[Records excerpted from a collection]

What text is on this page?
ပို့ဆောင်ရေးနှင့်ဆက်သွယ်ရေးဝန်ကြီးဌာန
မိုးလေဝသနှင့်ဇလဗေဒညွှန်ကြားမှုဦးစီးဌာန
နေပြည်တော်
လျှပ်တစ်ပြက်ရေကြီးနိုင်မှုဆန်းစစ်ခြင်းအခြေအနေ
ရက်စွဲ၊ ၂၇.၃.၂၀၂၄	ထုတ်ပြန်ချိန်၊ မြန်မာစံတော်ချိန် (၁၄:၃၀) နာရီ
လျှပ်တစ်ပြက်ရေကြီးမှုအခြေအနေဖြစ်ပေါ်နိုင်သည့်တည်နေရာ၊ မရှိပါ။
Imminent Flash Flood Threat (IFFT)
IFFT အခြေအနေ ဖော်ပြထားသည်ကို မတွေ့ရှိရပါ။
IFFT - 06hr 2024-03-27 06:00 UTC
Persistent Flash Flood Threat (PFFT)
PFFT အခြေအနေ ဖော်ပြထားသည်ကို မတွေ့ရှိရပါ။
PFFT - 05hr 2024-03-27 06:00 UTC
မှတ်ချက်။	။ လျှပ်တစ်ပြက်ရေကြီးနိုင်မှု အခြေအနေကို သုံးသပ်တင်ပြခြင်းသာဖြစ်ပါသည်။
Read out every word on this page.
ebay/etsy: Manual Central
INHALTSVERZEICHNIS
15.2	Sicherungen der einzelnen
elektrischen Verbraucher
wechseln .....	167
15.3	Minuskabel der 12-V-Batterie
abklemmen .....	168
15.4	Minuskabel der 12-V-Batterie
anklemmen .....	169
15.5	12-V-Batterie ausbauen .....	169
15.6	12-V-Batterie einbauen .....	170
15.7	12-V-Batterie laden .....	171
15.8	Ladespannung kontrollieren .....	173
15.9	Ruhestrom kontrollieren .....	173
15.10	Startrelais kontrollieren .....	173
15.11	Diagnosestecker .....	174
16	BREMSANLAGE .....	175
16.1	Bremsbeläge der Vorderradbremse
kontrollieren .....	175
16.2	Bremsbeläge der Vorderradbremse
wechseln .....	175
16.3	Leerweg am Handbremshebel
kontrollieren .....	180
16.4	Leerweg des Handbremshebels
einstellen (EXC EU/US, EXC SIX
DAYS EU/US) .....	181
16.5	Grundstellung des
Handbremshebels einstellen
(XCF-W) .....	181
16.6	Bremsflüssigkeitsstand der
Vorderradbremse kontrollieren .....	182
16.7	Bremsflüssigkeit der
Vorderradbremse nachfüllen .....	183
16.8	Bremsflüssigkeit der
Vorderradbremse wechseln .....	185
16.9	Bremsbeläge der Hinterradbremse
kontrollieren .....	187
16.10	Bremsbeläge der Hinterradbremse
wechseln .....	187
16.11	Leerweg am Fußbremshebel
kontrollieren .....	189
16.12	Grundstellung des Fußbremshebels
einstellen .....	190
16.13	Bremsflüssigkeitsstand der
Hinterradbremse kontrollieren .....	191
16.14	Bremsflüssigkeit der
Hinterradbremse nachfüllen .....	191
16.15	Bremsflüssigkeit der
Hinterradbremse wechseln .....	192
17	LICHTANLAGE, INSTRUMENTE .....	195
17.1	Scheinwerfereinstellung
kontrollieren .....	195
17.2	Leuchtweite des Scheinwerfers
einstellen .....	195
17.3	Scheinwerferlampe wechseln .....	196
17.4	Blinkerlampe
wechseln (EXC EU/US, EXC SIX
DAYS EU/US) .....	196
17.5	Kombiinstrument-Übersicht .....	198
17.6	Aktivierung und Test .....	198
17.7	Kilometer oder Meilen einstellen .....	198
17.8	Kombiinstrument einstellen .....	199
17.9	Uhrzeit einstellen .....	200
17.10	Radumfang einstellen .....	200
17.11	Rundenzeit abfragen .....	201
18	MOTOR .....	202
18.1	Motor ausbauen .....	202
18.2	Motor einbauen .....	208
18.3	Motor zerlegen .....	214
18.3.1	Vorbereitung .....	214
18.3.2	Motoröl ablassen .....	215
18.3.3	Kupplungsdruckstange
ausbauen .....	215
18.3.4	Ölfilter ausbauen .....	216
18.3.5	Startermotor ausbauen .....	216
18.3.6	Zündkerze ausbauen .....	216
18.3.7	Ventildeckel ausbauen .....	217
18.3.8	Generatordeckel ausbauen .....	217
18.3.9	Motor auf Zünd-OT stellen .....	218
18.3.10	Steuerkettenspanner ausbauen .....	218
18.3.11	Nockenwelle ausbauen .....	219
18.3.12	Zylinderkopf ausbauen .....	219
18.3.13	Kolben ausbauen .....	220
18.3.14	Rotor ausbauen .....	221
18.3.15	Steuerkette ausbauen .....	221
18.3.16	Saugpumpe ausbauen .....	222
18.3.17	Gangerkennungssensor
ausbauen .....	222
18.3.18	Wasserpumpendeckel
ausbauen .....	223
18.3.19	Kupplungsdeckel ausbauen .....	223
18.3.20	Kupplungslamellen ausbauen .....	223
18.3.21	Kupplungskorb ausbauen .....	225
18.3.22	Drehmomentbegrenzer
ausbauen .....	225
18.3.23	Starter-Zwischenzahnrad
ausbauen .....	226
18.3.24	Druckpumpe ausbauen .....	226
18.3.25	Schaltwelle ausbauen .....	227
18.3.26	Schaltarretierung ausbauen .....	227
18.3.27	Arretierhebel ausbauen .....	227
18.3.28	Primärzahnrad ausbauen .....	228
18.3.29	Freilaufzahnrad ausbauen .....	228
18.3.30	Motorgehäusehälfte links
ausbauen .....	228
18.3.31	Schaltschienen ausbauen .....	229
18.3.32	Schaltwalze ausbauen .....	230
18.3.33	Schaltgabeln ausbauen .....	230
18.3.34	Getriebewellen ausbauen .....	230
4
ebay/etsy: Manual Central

• Given request
Return all of the entries exactly as written.

• Response below
What text is on this page?
ပို့ဆောင်ရေးနှင့်ဆက်သွယ်ရေးဝန်ကြီးဌာန
မိုးလေဝသနှင့်ဇလဗေဒညွှန်ကြားမှုဦးစီးဌာန
နေပြည်တော်
လျှပ်တစ်ပြက်ရေကြီးနိုင်မှုဆန်းစစ်ခြင်းအခြေအနေ
ရက်စွဲ၊ ၂၇.၃.၂၀၂၄	ထုတ်ပြန်ချိန်၊ မြန်မာစံတော်ချိန် (၁၄:၃၀) နာရီ
လျှပ်တစ်ပြက်ရေကြီးမှုအခြေအနေဖြစ်ပေါ်နိုင်သည့်တည်နေရာ၊ မရှိပါ။
Imminent Flash Flood Threat (IFFT)
IFFT အခြေအနေ ဖော်ပြထားသည်ကို မတွေ့ရှိရပါ။
IFFT - 06hr 2024-03-27 06:00 UTC
Persistent Flash Flood Threat (PFFT)
PFFT အခြေအနေ ဖော်ပြထားသည်ကို မတွေ့ရှိရပါ။
PFFT - 05hr 2024-03-27 06:00 UTC
မှတ်ချက်။	။ လျှပ်တစ်ပြက်ရေကြီးနိုင်မှု အခြေအနေကို သုံးသပ်တင်ပြခြင်းသာဖြစ်ပါသည်။
Read out every word on this page.
ebay/etsy: Manual Central
INHALTSVERZEICHNIS
15.2	Sicherungen der einzelnen
elektrischen Verbraucher
wechseln .....	167
15.3	Minuskabel der 12-V-Batterie
abklemmen .....	168
15.4	Minuskabel der 12-V-Batterie
anklemmen .....	169
15.5	12-V-Batterie ausbauen .....	169
15.6	12-V-Batterie einbauen .....	170
15.7	12-V-Batterie laden .....	171
15.8	Ladespannung kontrollieren .....	173
15.9	Ruhestrom kontrollieren .....	173
15.10	Startrelais kontrollieren .....	173
15.11	Diagnosestecker .....	174
16	BREMSANLAGE .....	175
16.1	Bremsbeläge der Vorderradbremse
kontrollieren .....	175
16.2	Bremsbeläge der Vorderradbremse
wechseln .....	175
16.3	Leerweg am Handbremshebel
kontrollieren .....	180
16.4	Leerweg des Handbremshebels
einstellen (EXC EU/US, EXC SIX
DAYS EU/US) .....	181
16.5	Grundstellung des
Handbremshebels einstellen
(XCF-W) .....	181
16.6	Bremsflüssigkeitsstand der
Vorderradbremse kontrollieren .....	182
16.7	Bremsflüssigkeit der
Vorderradbremse nachfüllen .....	183
16.8	Bremsflüssigkeit der
Vorderradbremse wechseln .....	185
16.9	Bremsbeläge der Hinterradbremse
kontrollieren .....	187
16.10	Bremsbeläge der Hinterradbremse
wechseln .....	187
16.11	Leerweg am Fußbremshebel
kontrollieren .....	189
16.12	Grundstellung des Fußbremshebels
einstellen .....	190
16.13	Bremsflüssigkeitsstand der
Hinterradbremse kontrollieren .....	191
16.14	Bremsflüssigkeit der
Hinterradbremse nachfüllen .....	191
16.15	Bremsflüssigkeit der
Hinterradbremse wechseln .....	192
17	LICHTANLAGE, INSTRUMENTE .....	195
17.1	Scheinwerfereinstellung
kontrollieren .....	195
17.2	Leuchtweite des Scheinwerfers
einstellen .....	195
17.3	Scheinwerferlampe wechseln .....	196
17.4	Blinkerlampe
wechseln (EXC EU/US, EXC SIX
DAYS EU/US) .....	196
17.5	Kombiinstrument-Übersicht .....	198
17.6	Aktivierung und Test .....	198
17.7	Kilometer oder Meilen einstellen .....	198
17.8	Kombiinstrument einstellen .....	199
17.9	Uhrzeit einstellen .....	200
17.10	Radumfang einstellen .....	200
17.11	Rundenzeit abfragen .....	201
18	MOTOR .....	202
18.1	Motor ausbauen .....	202
18.2	Motor einbauen .....	208
18.3	Motor zerlegen .....	214
18.3.1	Vorbereitung .....	214
18.3.2	Motoröl ablassen .....	215
18.3.3	Kupplungsdruckstange
ausbauen .....	215
18.3.4	Ölfilter ausbauen .....	216
18.3.5	Startermotor ausbauen .....	216
18.3.6	Zündkerze ausbauen .....	216
18.3.7	Ventildeckel ausbauen .....	217
18.3.8	Generatordeckel ausbauen .....	217
18.3.9	Motor auf Zünd-OT stellen .....	218
18.3.10	Steuerkettenspanner ausbauen .....	218
18.3.11	Nockenwelle ausbauen .....	219
18.3.12	Zylinderkopf ausbauen .....	219
18.3.13	Kolben ausbauen .....	220
18.3.14	Rotor ausbauen .....	221
18.3.15	Steuerkette ausbauen .....	221
18.3.16	Saugpumpe ausbauen .....	222
18.3.17	Gangerkennungssensor
ausbauen .....	222
18.3.18	Wasserpumpendeckel
ausbauen .....	223
18.3.19	Kupplungsdeckel ausbauen .....	223
18.3.20	Kupplungslamellen ausbauen .....	223
18.3.21	Kupplungskorb ausbauen .....	225
18.3.22	Drehmomentbegrenzer
ausbauen .....	225
18.3.23	Starter-Zwischenzahnrad
ausbauen .....	226
18.3.24	Druckpumpe ausbauen .....	226
18.3.25	Schaltwelle ausbauen .....	227
18.3.26	Schaltarretierung ausbauen .....	227
18.3.27	Arretierhebel ausbauen .....	227
18.3.28	Primärzahnrad ausbauen .....	228
18.3.29	Freilaufzahnrad ausbauen .....	228
18.3.30	Motorgehäusehälfte links
ausbauen .....	228
18.3.31	Schaltschienen ausbauen .....	229
18.3.32	Schaltwalze ausbauen .....	230
18.3.33	Schaltgabeln ausbauen .....	230
18.3.34	Getriebewellen ausbauen .....	230
4
ebay/etsy: Manual Central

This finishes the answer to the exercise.